**Exercise details**
Reproduce every line of the listing below verbatim, leaving nothing out and changing nothing.

**Task inputs**
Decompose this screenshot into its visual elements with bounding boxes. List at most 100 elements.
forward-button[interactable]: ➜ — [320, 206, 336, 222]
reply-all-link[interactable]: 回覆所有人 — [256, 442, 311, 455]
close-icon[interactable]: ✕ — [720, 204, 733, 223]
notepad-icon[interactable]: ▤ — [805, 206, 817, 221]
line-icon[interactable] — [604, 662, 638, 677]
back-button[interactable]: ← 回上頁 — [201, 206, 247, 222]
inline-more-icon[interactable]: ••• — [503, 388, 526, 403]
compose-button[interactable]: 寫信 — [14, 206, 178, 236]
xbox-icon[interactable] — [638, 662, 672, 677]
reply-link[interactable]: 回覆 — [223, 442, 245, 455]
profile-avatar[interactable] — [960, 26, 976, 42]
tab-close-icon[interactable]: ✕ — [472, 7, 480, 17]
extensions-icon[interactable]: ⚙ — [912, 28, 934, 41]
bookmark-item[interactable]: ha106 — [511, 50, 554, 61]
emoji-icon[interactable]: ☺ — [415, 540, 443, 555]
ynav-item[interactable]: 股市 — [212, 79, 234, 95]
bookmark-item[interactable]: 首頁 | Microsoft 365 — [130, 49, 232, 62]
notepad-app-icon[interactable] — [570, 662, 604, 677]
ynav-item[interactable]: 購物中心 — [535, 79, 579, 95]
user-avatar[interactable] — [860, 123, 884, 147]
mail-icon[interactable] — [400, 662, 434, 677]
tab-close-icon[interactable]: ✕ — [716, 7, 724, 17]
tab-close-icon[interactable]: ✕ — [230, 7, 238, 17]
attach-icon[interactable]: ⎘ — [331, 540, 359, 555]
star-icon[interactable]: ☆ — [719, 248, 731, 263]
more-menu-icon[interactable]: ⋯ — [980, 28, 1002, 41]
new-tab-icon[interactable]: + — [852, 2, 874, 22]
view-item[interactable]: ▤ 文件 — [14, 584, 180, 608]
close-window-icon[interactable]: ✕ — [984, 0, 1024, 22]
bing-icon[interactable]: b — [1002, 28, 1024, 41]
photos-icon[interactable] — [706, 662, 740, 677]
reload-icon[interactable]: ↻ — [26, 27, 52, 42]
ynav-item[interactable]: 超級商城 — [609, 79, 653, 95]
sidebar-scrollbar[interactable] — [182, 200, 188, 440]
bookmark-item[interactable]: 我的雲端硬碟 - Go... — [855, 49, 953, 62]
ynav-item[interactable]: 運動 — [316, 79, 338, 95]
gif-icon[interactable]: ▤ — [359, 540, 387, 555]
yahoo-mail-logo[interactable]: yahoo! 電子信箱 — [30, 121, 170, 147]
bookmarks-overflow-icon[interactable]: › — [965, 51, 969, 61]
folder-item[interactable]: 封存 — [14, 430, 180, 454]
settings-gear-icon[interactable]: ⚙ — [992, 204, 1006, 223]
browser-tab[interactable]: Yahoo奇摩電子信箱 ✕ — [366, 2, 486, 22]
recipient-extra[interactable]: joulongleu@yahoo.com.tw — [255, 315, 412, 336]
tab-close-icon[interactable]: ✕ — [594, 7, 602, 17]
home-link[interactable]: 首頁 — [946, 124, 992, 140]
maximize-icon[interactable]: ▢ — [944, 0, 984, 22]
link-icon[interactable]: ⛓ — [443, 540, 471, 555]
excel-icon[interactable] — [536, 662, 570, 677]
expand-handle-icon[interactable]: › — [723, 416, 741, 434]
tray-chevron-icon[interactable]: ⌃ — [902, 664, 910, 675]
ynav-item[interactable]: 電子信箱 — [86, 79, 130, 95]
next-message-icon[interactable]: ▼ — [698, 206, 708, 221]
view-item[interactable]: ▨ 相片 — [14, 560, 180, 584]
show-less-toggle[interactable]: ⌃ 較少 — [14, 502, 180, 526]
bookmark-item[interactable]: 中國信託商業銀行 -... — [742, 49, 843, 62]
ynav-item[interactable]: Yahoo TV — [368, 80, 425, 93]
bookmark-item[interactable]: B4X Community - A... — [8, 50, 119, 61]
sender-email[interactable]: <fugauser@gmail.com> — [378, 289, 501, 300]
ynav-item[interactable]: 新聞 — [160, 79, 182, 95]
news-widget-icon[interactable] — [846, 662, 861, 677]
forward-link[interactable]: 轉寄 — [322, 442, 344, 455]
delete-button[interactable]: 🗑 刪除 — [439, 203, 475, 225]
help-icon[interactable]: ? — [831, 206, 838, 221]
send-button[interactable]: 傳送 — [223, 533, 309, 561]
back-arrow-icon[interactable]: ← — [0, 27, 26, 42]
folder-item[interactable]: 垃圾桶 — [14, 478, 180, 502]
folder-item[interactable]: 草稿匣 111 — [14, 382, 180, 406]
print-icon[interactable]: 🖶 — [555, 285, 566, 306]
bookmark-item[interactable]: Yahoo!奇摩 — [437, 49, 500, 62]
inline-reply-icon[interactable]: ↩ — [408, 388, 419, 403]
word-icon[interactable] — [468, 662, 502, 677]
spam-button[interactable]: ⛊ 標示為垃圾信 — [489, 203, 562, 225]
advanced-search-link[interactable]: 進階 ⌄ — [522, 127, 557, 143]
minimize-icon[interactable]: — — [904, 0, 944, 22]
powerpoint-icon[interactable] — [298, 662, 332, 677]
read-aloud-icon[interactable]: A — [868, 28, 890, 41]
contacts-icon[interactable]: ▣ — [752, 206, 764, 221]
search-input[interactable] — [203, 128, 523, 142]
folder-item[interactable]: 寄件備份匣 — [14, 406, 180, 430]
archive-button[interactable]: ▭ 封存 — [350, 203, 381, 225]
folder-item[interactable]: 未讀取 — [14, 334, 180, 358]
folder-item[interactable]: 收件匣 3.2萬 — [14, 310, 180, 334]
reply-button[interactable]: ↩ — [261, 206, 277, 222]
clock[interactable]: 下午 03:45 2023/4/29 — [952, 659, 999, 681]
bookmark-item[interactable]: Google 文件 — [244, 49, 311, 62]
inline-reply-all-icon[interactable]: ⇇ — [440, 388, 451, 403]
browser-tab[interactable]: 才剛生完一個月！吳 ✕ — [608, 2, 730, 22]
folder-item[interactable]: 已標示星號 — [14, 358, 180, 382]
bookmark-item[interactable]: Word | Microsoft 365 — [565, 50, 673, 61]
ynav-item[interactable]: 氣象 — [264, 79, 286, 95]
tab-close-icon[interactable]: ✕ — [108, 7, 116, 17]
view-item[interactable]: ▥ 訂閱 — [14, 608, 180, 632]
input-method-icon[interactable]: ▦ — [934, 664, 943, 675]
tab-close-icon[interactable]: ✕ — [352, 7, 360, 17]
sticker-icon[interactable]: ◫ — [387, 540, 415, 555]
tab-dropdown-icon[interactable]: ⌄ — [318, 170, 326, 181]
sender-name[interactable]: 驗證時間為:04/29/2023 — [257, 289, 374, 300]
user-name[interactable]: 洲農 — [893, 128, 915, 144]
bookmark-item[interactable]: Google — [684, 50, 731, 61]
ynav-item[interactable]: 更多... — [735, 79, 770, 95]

**Full solution**
Decompose this screenshot into its visual elements with bounding boxes. List at most 100 elements.
forward-button[interactable]: ➜ — [320, 206, 336, 222]
reply-all-link[interactable]: 回覆所有人 — [256, 442, 311, 455]
close-icon[interactable]: ✕ — [720, 204, 733, 223]
notepad-icon[interactable]: ▤ — [805, 206, 817, 221]
line-icon[interactable] — [604, 662, 638, 677]
back-button[interactable]: ← 回上頁 — [201, 206, 247, 222]
inline-more-icon[interactable]: ••• — [503, 388, 526, 403]
compose-button[interactable]: 寫信 — [14, 206, 178, 236]
xbox-icon[interactable] — [638, 662, 672, 677]
reply-link[interactable]: 回覆 — [223, 442, 245, 455]
profile-avatar[interactable] — [960, 26, 976, 42]
tab-close-icon[interactable]: ✕ — [472, 7, 480, 17]
extensions-icon[interactable]: ⚙ — [912, 28, 934, 41]
bookmark-item[interactable]: ha106 — [511, 50, 554, 61]
emoji-icon[interactable]: ☺ — [415, 540, 443, 555]
ynav-item[interactable]: 股市 — [212, 79, 234, 95]
bookmark-item[interactable]: 首頁 | Microsoft 365 — [130, 49, 232, 62]
notepad-app-icon[interactable] — [570, 662, 604, 677]
ynav-item[interactable]: 購物中心 — [535, 79, 579, 95]
user-avatar[interactable] — [860, 123, 884, 147]
mail-icon[interactable] — [400, 662, 434, 677]
tab-close-icon[interactable]: ✕ — [716, 7, 724, 17]
tab-close-icon[interactable]: ✕ — [230, 7, 238, 17]
attach-icon[interactable]: ⎘ — [331, 540, 359, 555]
star-icon[interactable]: ☆ — [719, 248, 731, 263]
more-menu-icon[interactable]: ⋯ — [980, 28, 1002, 41]
new-tab-icon[interactable]: + — [852, 2, 874, 22]
view-item[interactable]: ▤ 文件 — [14, 584, 180, 608]
close-window-icon[interactable]: ✕ — [984, 0, 1024, 22]
bing-icon[interactable]: b — [1002, 28, 1024, 41]
photos-icon[interactable] — [706, 662, 740, 677]
reload-icon[interactable]: ↻ — [26, 27, 52, 42]
ynav-item[interactable]: 超級商城 — [609, 79, 653, 95]
sidebar-scrollbar[interactable] — [182, 200, 188, 440]
bookmark-item[interactable]: 我的雲端硬碟 - Go... — [855, 49, 953, 62]
ynav-item[interactable]: 運動 — [316, 79, 338, 95]
gif-icon[interactable]: ▤ — [359, 540, 387, 555]
yahoo-mail-logo[interactable]: yahoo! 電子信箱 — [30, 121, 170, 147]
bookmarks-overflow-icon[interactable]: › — [965, 51, 969, 61]
folder-item[interactable]: 封存 — [14, 430, 180, 454]
settings-gear-icon[interactable]: ⚙ — [992, 204, 1006, 223]
browser-tab[interactable]: Yahoo奇摩電子信箱 ✕ — [366, 2, 486, 22]
recipient-extra[interactable]: joulongleu@yahoo.com.tw — [255, 315, 412, 336]
tab-close-icon[interactable]: ✕ — [594, 7, 602, 17]
home-link[interactable]: 首頁 — [946, 124, 992, 140]
maximize-icon[interactable]: ▢ — [944, 0, 984, 22]
link-icon[interactable]: ⛓ — [443, 540, 471, 555]
excel-icon[interactable] — [536, 662, 570, 677]
expand-handle-icon[interactable]: › — [723, 416, 741, 434]
tray-chevron-icon[interactable]: ⌃ — [902, 664, 910, 675]
ynav-item[interactable]: 電子信箱 — [86, 79, 130, 95]
next-message-icon[interactable]: ▼ — [698, 206, 708, 221]
view-item[interactable]: ▨ 相片 — [14, 560, 180, 584]
show-less-toggle[interactable]: ⌃ 較少 — [14, 502, 180, 526]
bookmark-item[interactable]: 中國信託商業銀行 -... — [742, 49, 843, 62]
ynav-item[interactable]: Yahoo TV — [368, 80, 425, 93]
bookmark-item[interactable]: B4X Community - A... — [8, 50, 119, 61]
sender-email[interactable]: <fugauser@gmail.com> — [378, 289, 501, 300]
ynav-item[interactable]: 新聞 — [160, 79, 182, 95]
news-widget-icon[interactable] — [846, 662, 861, 677]
forward-link[interactable]: 轉寄 — [322, 442, 344, 455]
delete-button[interactable]: 🗑 刪除 — [439, 203, 475, 225]
help-icon[interactable]: ? — [831, 206, 838, 221]
send-button[interactable]: 傳送 — [223, 533, 309, 561]
back-arrow-icon[interactable]: ← — [0, 27, 26, 42]
folder-item[interactable]: 垃圾桶 — [14, 478, 180, 502]
folder-item[interactable]: 草稿匣 111 — [14, 382, 180, 406]
print-icon[interactable]: 🖶 — [555, 285, 566, 306]
bookmark-item[interactable]: Yahoo!奇摩 — [437, 49, 500, 62]
inline-reply-icon[interactable]: ↩ — [408, 388, 419, 403]
word-icon[interactable] — [468, 662, 502, 677]
spam-button[interactable]: ⛊ 標示為垃圾信 — [489, 203, 562, 225]
advanced-search-link[interactable]: 進階 ⌄ — [522, 127, 557, 143]
minimize-icon[interactable]: — — [904, 0, 944, 22]
powerpoint-icon[interactable] — [298, 662, 332, 677]
read-aloud-icon[interactable]: A — [868, 28, 890, 41]
contacts-icon[interactable]: ▣ — [752, 206, 764, 221]
search-input[interactable] — [203, 128, 523, 142]
folder-item[interactable]: 寄件備份匣 — [14, 406, 180, 430]
archive-button[interactable]: ▭ 封存 — [350, 203, 381, 225]
folder-item[interactable]: 未讀取 — [14, 334, 180, 358]
folder-item[interactable]: 收件匣 3.2萬 — [14, 310, 180, 334]
reply-button[interactable]: ↩ — [261, 206, 277, 222]
clock[interactable]: 下午 03:45 2023/4/29 — [952, 659, 999, 681]
bookmark-item[interactable]: Google 文件 — [244, 49, 311, 62]
inline-reply-all-icon[interactable]: ⇇ — [440, 388, 451, 403]
browser-tab[interactable]: 才剛生完一個月！吳 ✕ — [608, 2, 730, 22]
folder-item[interactable]: 已標示星號 — [14, 358, 180, 382]
bookmark-item[interactable]: Word | Microsoft 365 — [565, 50, 673, 61]
ynav-item[interactable]: 氣象 — [264, 79, 286, 95]
tab-close-icon[interactable]: ✕ — [108, 7, 116, 17]
view-item[interactable]: ▥ 訂閱 — [14, 608, 180, 632]
input-method-icon[interactable]: ▦ — [934, 664, 943, 675]
tab-close-icon[interactable]: ✕ — [352, 7, 360, 17]
sticker-icon[interactable]: ◫ — [387, 540, 415, 555]
tab-dropdown-icon[interactable]: ⌄ — [318, 170, 326, 181]
sender-name[interactable]: 驗證時間為:04/29/2023 — [257, 289, 374, 300]
user-name[interactable]: 洲農 — [893, 128, 915, 144]
bookmark-item[interactable]: Google — [684, 50, 731, 61]
ynav-item[interactable]: 更多... — [735, 79, 770, 95]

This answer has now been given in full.